#### WHAT IS REQUIRED
Leave out the pictures and restate the rest of the data exactly.

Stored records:

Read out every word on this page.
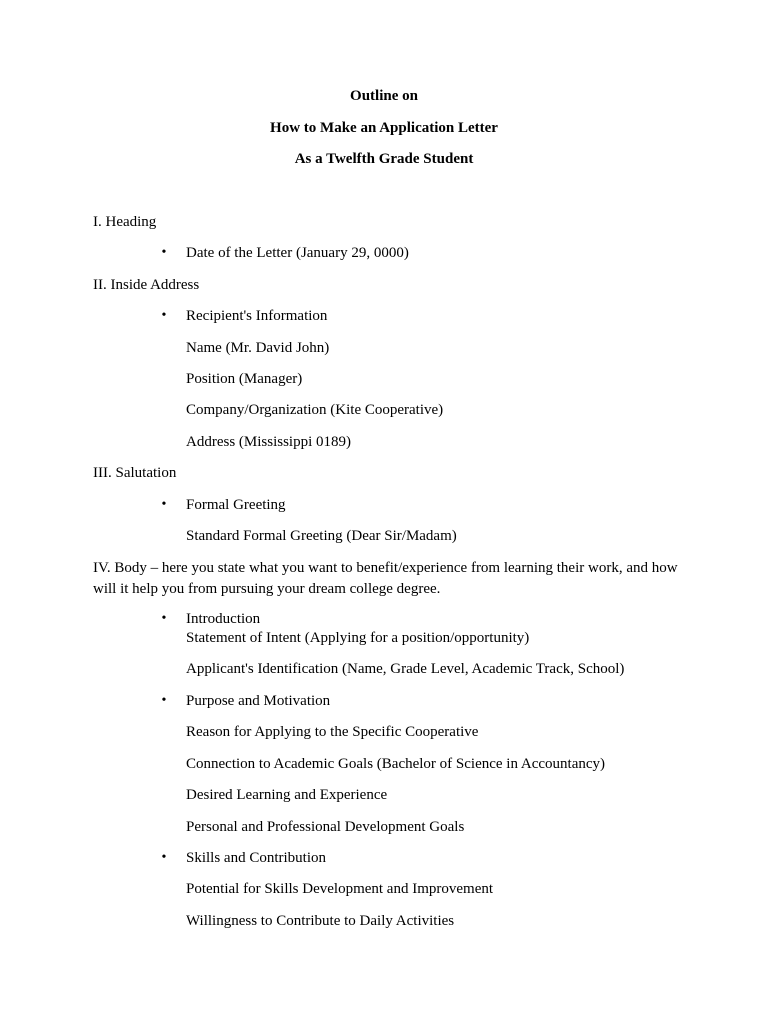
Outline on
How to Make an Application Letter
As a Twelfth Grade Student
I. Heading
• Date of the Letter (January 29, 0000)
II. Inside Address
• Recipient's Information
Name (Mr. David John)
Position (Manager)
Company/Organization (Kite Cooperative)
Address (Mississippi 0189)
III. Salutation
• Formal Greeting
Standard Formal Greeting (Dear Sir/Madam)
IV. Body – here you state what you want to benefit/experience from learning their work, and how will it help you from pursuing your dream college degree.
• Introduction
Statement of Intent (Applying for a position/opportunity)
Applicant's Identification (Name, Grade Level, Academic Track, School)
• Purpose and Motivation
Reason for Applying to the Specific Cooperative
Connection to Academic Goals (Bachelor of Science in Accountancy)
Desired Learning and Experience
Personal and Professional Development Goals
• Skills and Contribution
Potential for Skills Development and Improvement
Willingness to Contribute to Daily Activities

#### EXERCISE OUTPUT
Read out every word on this page.
Outline on
How to Make an Application Letter
As a Twelfth Grade Student
I. Heading
• Date of the Letter (January 29, 0000)
II. Inside Address
• Recipient's Information
Name (Mr. David John)
Position (Manager)
Company/Organization (Kite Cooperative)
Address (Mississippi 0189)
III. Salutation
• Formal Greeting
Standard Formal Greeting (Dear Sir/Madam)
IV. Body – here you state what you want to benefit/experience from learning their work, and how will it help you from pursuing your dream college degree.
• Introduction
Statement of Intent (Applying for a position/opportunity)
Applicant's Identification (Name, Grade Level, Academic Track, School)
• Purpose and Motivation
Reason for Applying to the Specific Cooperative
Connection to Academic Goals (Bachelor of Science in Accountancy)
Desired Learning and Experience
Personal and Professional Development Goals
• Skills and Contribution
Potential for Skills Development and Improvement
Willingness to Contribute to Daily Activities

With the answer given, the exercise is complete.